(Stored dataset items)
========================================================================

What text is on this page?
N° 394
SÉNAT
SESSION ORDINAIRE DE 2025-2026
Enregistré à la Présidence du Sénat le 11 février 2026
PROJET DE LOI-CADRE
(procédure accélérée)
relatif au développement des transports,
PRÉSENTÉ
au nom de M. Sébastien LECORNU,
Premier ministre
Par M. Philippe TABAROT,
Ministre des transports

========================================================================

◆ Instructions to follow: Retype the material in full, character for character.

◆ Task solution:
What text is on this page?
N° 394
SÉNAT
SESSION ORDINAIRE DE 2025-2026
Enregistré à la Présidence du Sénat le 11 février 2026
PROJET DE LOI-CADRE
(procédure accélérée)
relatif au développement des transports,
PRÉSENTÉ
au nom de M. Sébastien LECORNU,
Premier ministre
Par M. Philippe TABAROT,
Ministre des transports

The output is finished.